> **WORKING DATA**

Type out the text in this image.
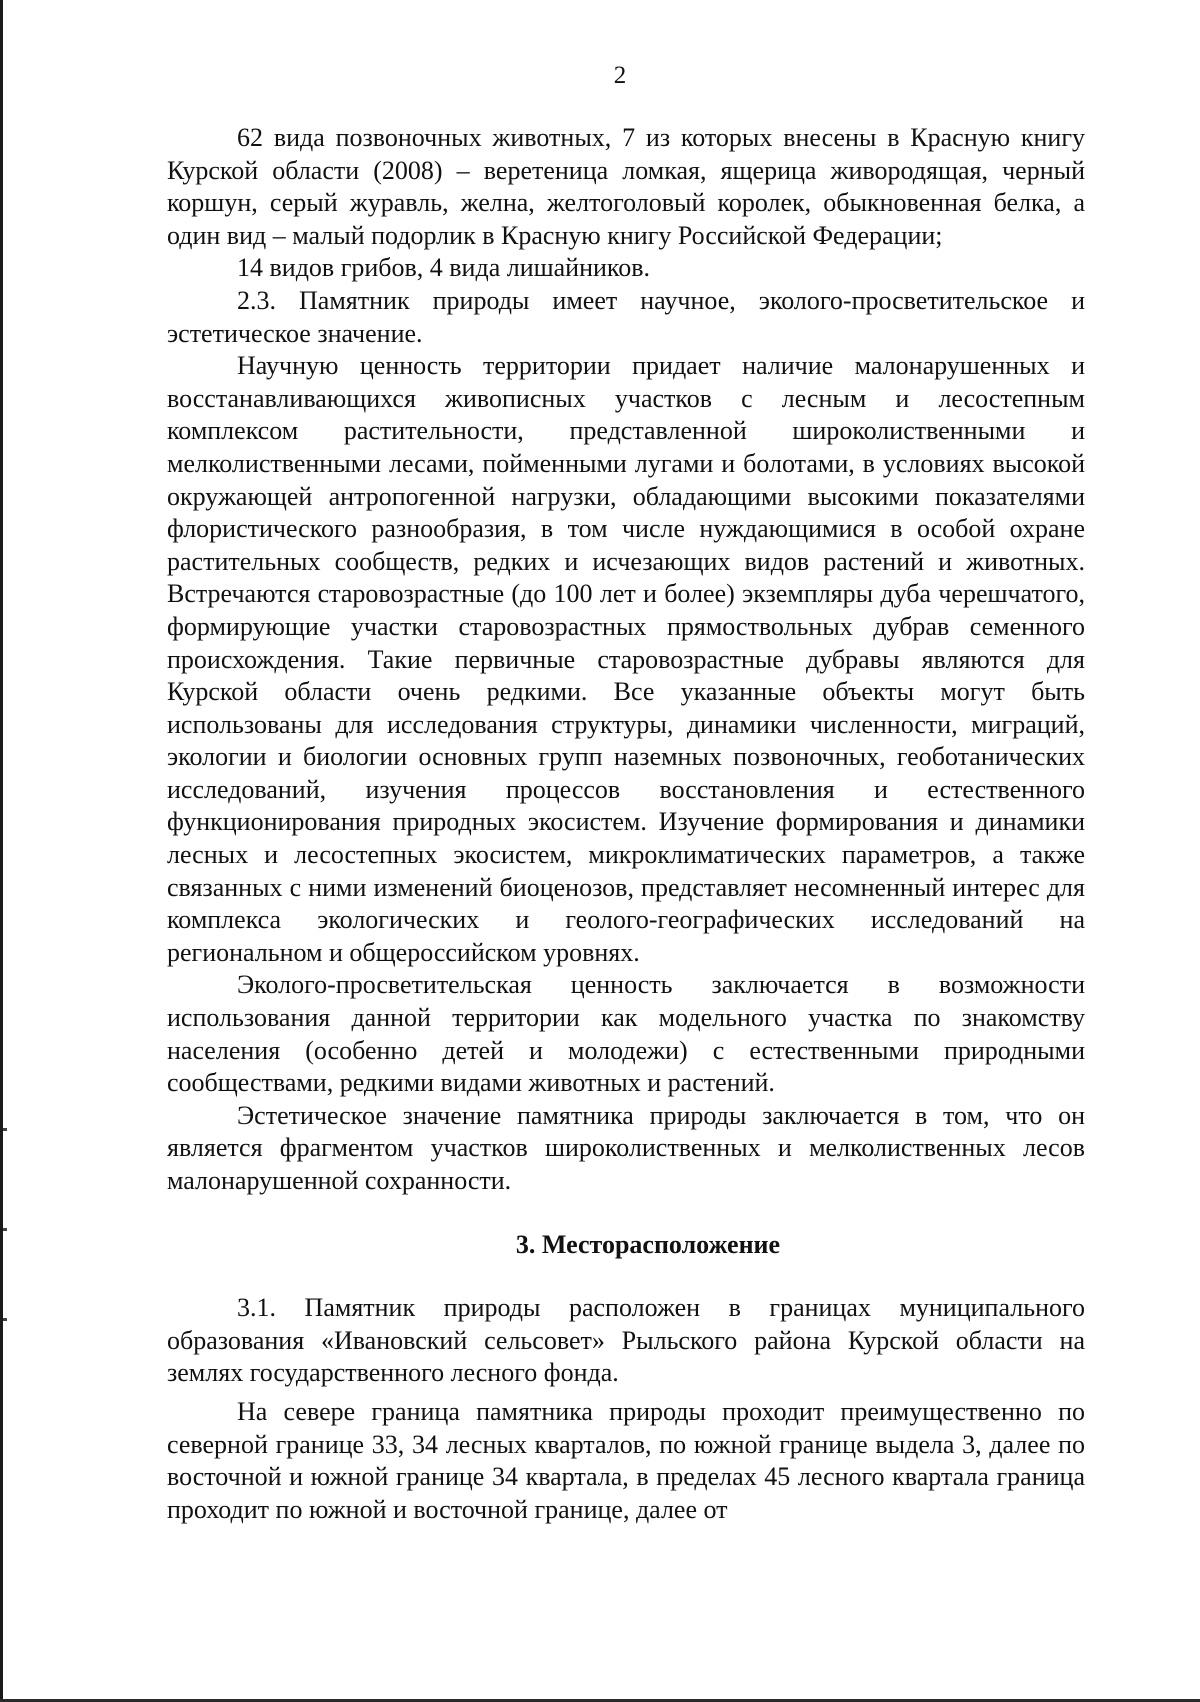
2

62 вида позвоночных животных, 7 из которых внесены в Красную книгу Курской области (2008) – веретеница ломкая, ящерица живородящая, черный коршун, серый журавль, желна, желтоголовый королек, обыкновенная белка, а один вид – малый подорлик в Красную книгу Российской Федерации;

14 видов грибов, 4 вида лишайников.

2.3. Памятник природы имеет научное, эколого-просветительское и эстетическое значение.

Научную ценность территории придает наличие малонарушенных и восстанавливающихся живописных участков с лесным и лесостепным комплексом растительности, представленной широколиственными и мелколиственными лесами, пойменными лугами и болотами, в условиях высокой окружающей антропогенной нагрузки, обладающими высокими показателями флористического разнообразия, в том числе нуждающимися в особой охране растительных сообществ, редких и исчезающих видов растений и животных. Встречаются старовозрастные (до 100 лет и более) экземпляры дуба черешчатого, формирующие участки старовозрастных прямоствольных дубрав семенного происхождения. Такие первичные старовозрастные дубравы являются для Курской области очень редкими. Все указанные объекты могут быть использованы для исследования структуры, динамики численности, миграций, экологии и биологии основных групп наземных позвоночных, геоботанических исследований, изучения процессов восстановления и естественного функционирования природных экосистем. Изучение формирования и динамики лесных и лесостепных экосистем, микроклиматических параметров, а также связанных с ними изменений биоценозов, представляет несомненный интерес для комплекса экологических и геолого-географических исследований на региональном и общероссийском уровнях.

Эколого-просветительская ценность заключается в возможности использования данной территории как модельного участка по знакомству населения (особенно детей и молодежи) с естественными природными сообществами, редкими видами животных и растений.

Эстетическое значение памятника природы заключается в том, что он является фрагментом участков широколиственных и мелколиственных лесов малонарушенной сохранности.

3. Месторасположение

3.1. Памятник природы расположен в границах муниципального образования «Ивановский сельсовет» Рыльского района Курской области на землях государственного лесного фонда.

На севере граница памятника природы проходит преимущественно по северной границе 33, 34 лесных кварталов, по южной границе выдела 3, далее по восточной и южной границе 34 квартала, в пределах 45 лесного квартала граница проходит по южной и восточной границе, далее от
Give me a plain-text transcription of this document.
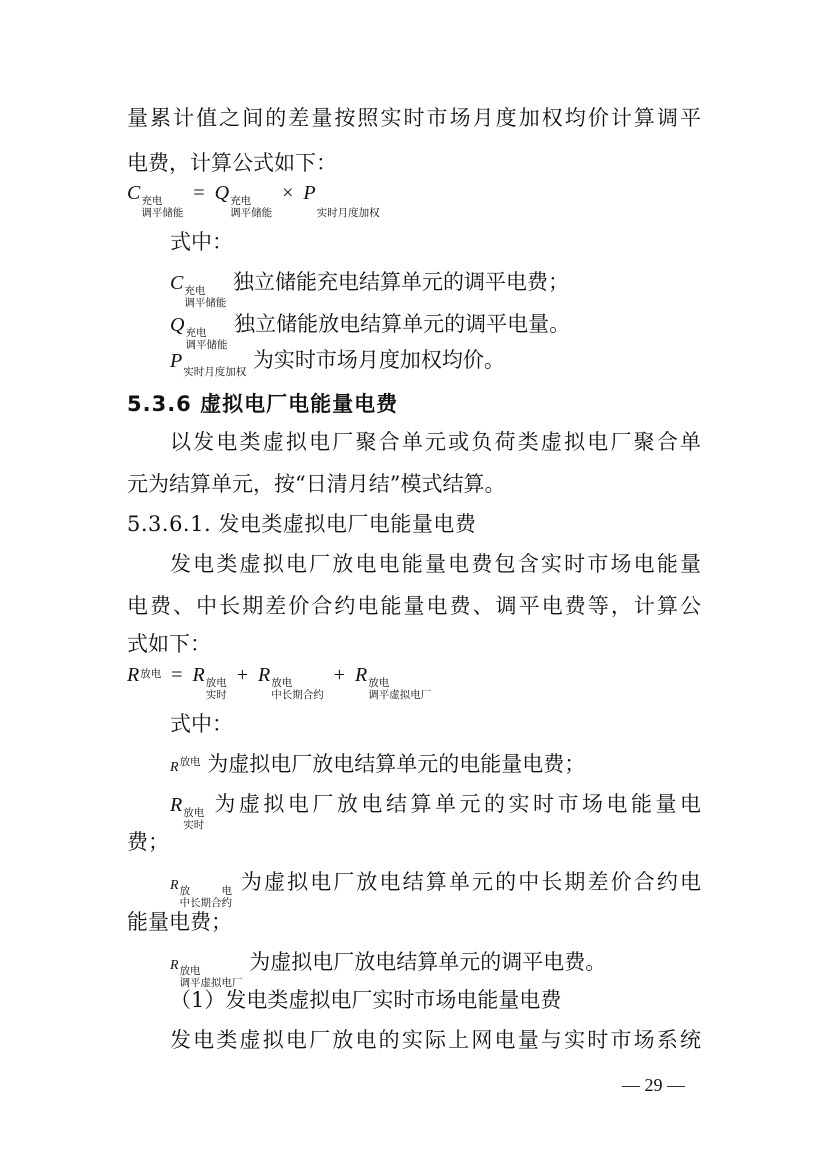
量累计值之间的差量按照实时市场月度加权均价计算调平
电费，计算公式如下：
C 充电
调平储能
= Q 充电
调平储能
× P

实时月度加权
式中：
C 充电
调平储能
独立储能充电结算单元的调平电费；
Q 充电
调平储能
独立储能放电结算单元的调平电量。
P 实时月度加权 为实时市场月度加权均价。
5.3.6 虚拟电厂电能量电费
以发电类虚拟电厂聚合单元或负荷类虚拟电厂聚合单
元为结算单元，按“日清月结”模式结算。
5.3.6.1. 发电类虚拟电厂电能量电费
发电类虚拟电厂放电电能量电费包含实时市场电能量
电费、中长期差价合约电能量电费、调平电费等，计算公
式如下：
R 放电 = R 放电
实时
+ R 放电
中长期合约
+ R 放电
调平虚拟电厂
式中：
R 放电 为虚拟电厂放电结算单元的电能量电费；
R 放电
实时
为虚拟电厂放电结算单元的实时市场电能量电
费；
R 放电
中长期合约
为虚拟电厂放电结算单元的中长期差价合约电
能量电费；
R 放电
调平虚拟电厂
为虚拟电厂放电结算单元的调平电费。
（1）发电类虚拟电厂实时市场电能量电费
发电类虚拟电厂放电的实际上网电量与实时市场系统
— 29 —
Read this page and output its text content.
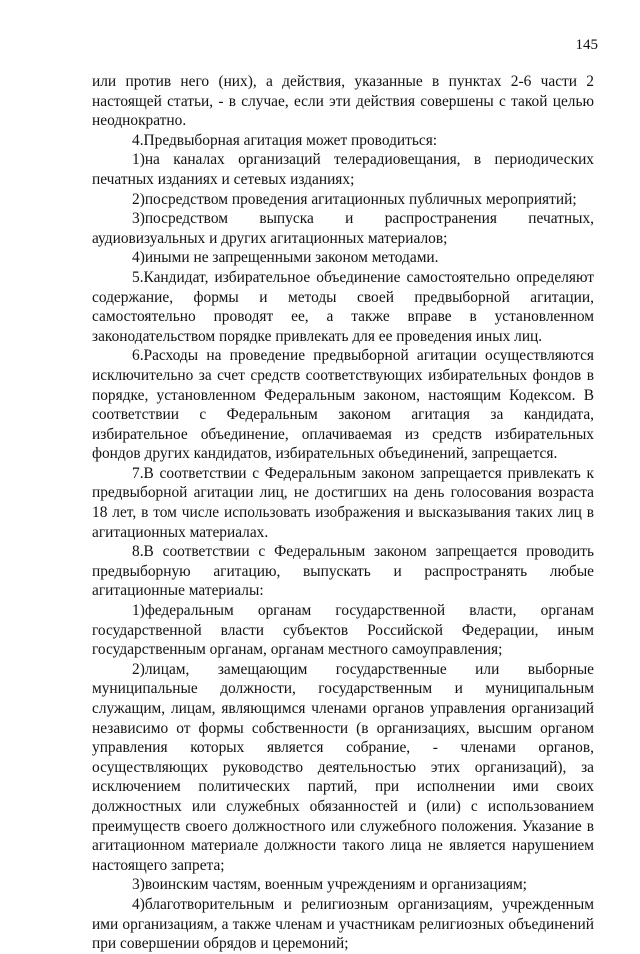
145

или против него (них), а действия, указанные в пунктах 2-6 части 2 настоящей статьи, - в случае, если эти действия совершены с такой целью неоднократно.

4.Предвыборная агитация может проводиться:

1)на каналах организаций телерадиовещания, в периодических печатных изданиях и сетевых изданиях;

2)посредством проведения агитационных публичных мероприятий;

3)посредством выпуска и распространения печатных, аудиовизуальных и других агитационных материалов;

4)иными не запрещенными законом методами.

5.Кандидат, избирательное объединение самостоятельно определяют содержание, формы и методы своей предвыборной агитации, самостоятельно проводят ее, а также вправе в установленном законодательством порядке привлекать для ее проведения иных лиц.

6.Расходы на проведение предвыборной агитации осуществляются исключительно за счет средств соответствующих избирательных фондов в порядке, установленном Федеральным законом, настоящим Кодексом. В соответствии с Федеральным законом агитация за кандидата, избирательное объединение, оплачиваемая из средств избирательных фондов других кандидатов, избирательных объединений, запрещается.

7.В соответствии с Федеральным законом запрещается привлекать к предвыборной агитации лиц, не достигших на день голосования возраста 18 лет, в том числе использовать изображения и высказывания таких лиц в агитационных материалах.

8.В соответствии с Федеральным законом запрещается проводить предвыборную агитацию, выпускать и распространять любые агитационные материалы:

1)федеральным органам государственной власти, органам государственной власти субъектов Российской Федерации, иным государственным органам, органам местного самоуправления;

2)лицам, замещающим государственные или выборные муниципальные должности, государственным и муниципальным служащим, лицам, являющимся членами органов управления организаций независимо от формы собственности (в организациях, высшим органом управления которых является собрание, - членами органов, осуществляющих руководство деятельностью этих организаций), за исключением политических партий, при исполнении ими своих должностных или служебных обязанностей и (или) с использованием преимуществ своего должностного или служебного положения. Указание в агитационном материале должности такого лица не является нарушением настоящего запрета;

3)воинским частям, военным учреждениям и организациям;

4)благотворительным и религиозным организациям, учрежденным ими организациям, а также членам и участникам религиозных объединений при совершении обрядов и церемоний;
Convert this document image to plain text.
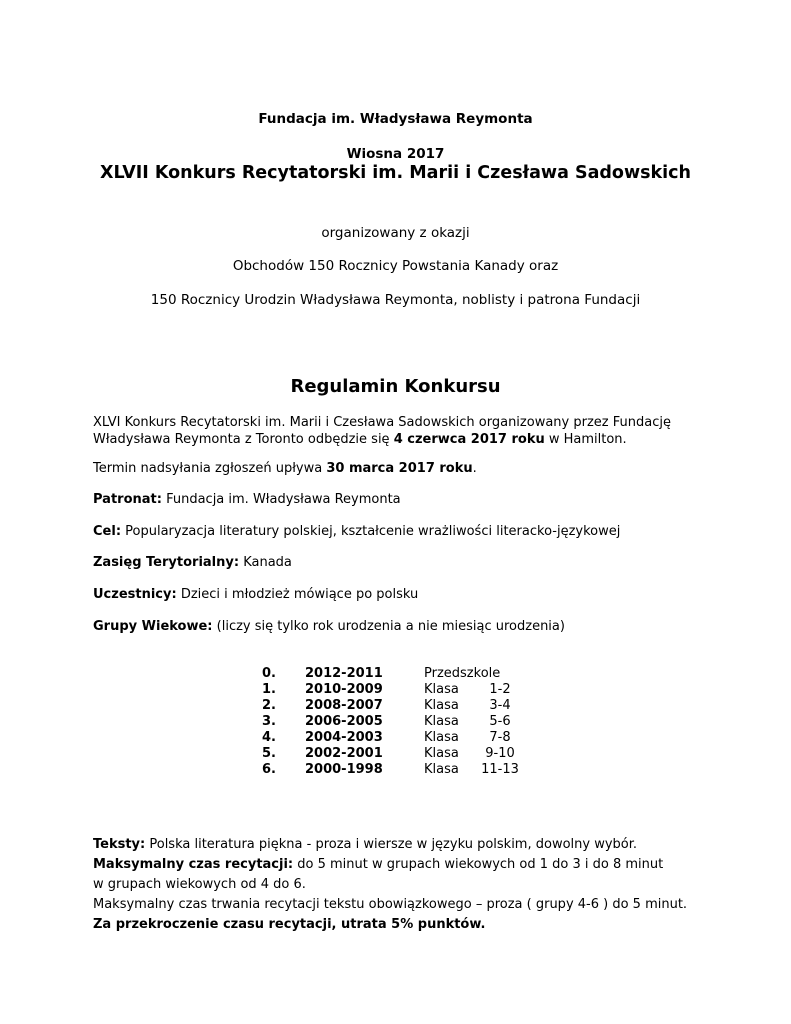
Fundacja im. Władysława Reymonta
Wiosna 2017
XLVII Konkurs Recytatorski im. Marii i Czesława Sadowskich
organizowany z okazji
Obchodów 150 Rocznicy Powstania Kanady oraz
150 Rocznicy Urodzin Władysława Reymonta, noblisty i patrona Fundacji
Regulamin Konkursu
XLVI Konkurs Recytatorski im. Marii i Czesława Sadowskich organizowany przez Fundację
Władysława Reymonta z Toronto odbędzie się 4 czerwca 2017 roku w Hamilton.
Termin nadsyłania zgłoszeń upływa 30 marca 2017 roku.
Patronat: Fundacja im. Władysława Reymonta
Cel: Popularyzacja literatury polskiej, kształcenie wrażliwości literacko-językowej
Zasięg Terytorialny: Kanada
Uczestnicy: Dzieci i młodzież mówiące po polsku
Grupy Wiekowe: (liczy się tylko rok urodzenia a nie miesiąc urodzenia)
0.	2012-2011	Przedszkole	
1.	2010-2009	Klasa	1-2
2.	2008-2007	Klasa	3-4
3.	2006-2005	Klasa	5-6
4.	2004-2003	Klasa	7-8
5.	2002-2001	Klasa	9-10
6.	2000-1998	Klasa	11-13
Teksty: Polska literatura piękna - proza i wiersze w języku polskim, dowolny wybór.
Maksymalny czas recytacji: do 5 minut w grupach wiekowych od 1 do 3 i do 8 minut
w grupach wiekowych od 4 do 6.
Maksymalny czas trwania recytacji tekstu obowiązkowego – proza ( grupy 4-6 ) do 5 minut.
Za przekroczenie czasu recytacji, utrata 5% punktów.
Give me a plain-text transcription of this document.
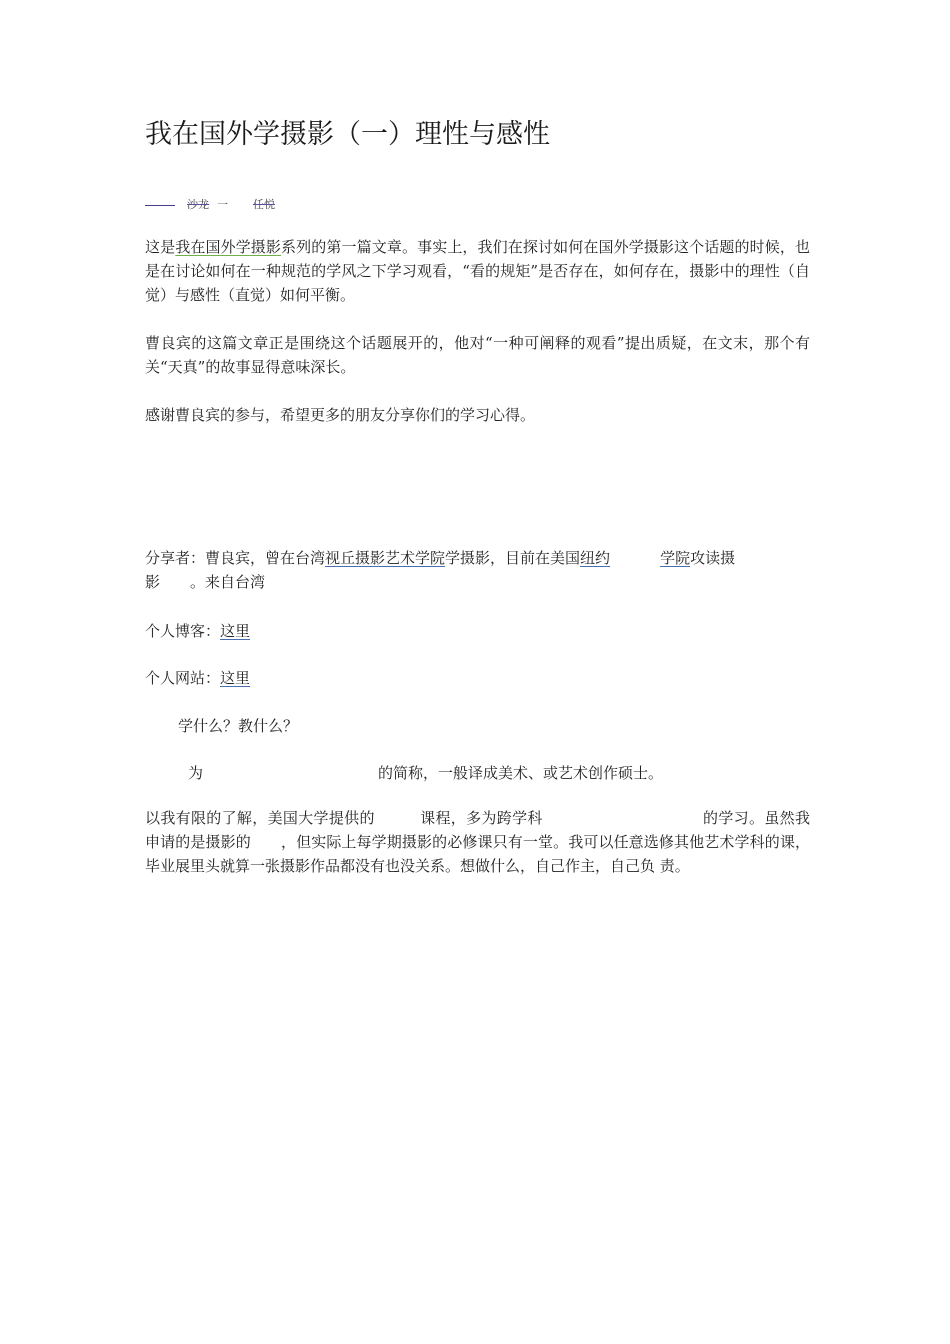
我在国外学摄影（一）理性与感性
沙龙 一 任悦

这是我在国外学摄影系列的第一篇文章。事实上，我们在探讨如何在国外学摄影这个话题的时候，也是在讨论如何在一种规范的学风之下学习观看，“看的规矩”是否存在，如何存在，摄影中的理性（自觉）与感性（直觉）如何平衡。

曹良宾的这篇文章正是围绕这个话题展开的，他对“一种可阐释的观看”提出质疑，在文末，那个有关“天真”的故事显得意味深长。

感谢曹良宾的参与，希望更多的朋友分享你们的学习心得。

分享者：曹良宾，曾在台湾视丘摄影艺术学院学摄影，目前在美国纽约	学院攻读摄
影 。来自台湾

个人博客：这里

个人网站：这里

学什么？教什么？

为	的简称，一般译成美术、或艺术创作硕士。

以我有限的了解，美国大学提供的	课程，多为跨学科	的学习。虽然我申请的是摄影的 ，但实际上每学期摄影的必修课只有一堂。我可以任意选修其他艺术学科的课，毕业展里头就算一张摄影作品都没有也没关系。想做什么，自己作主，自己负 责。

> **TASK INSTRUCTIONS**
Copy every line from the entries that contains the word "указанные".

> **RESPONSE**
Научную ценность территории придает наличие малонарушенных и восстанавливающихся живописных участков с лесным и лесостепным комплексом растительности, представленной широколиственными и мелколиственными лесами, пойменными лугами и болотами, в условиях высокой окружающей антропогенной нагрузки, обладающими высокими показателями флористического разнообразия, в том числе нуждающимися в особой охране растительных сообществ, редких и исчезающих видов растений и животных. Встречаются старовозрастные (до 100 лет и более) экземпляры дуба черешчатого, формирующие участки старовозрастных прямоствольных дубрав семенного происхождения. Такие первичные старовозрастные дубравы являются для Курской области очень редкими. Все указанные объекты могут быть использованы для исследования структуры, динамики численности, миграций, экологии и биологии основных групп наземных позвоночных, геоботанических исследований, изучения процессов восстановления и естественного функционирования природных экосистем. Изучение формирования и динамики лесных и лесостепных экосистем, микроклиматических параметров, а также связанных с ними изменений биоценозов, представляет несомненный интерес для комплекса экологических и геолого-географических исследований на региональном и общероссийском уровнях.
или против него (них), а действия, указанные в пунктах 2-6 части 2 настоящей статьи, - в случае, если эти действия совершены с такой целью неоднократно.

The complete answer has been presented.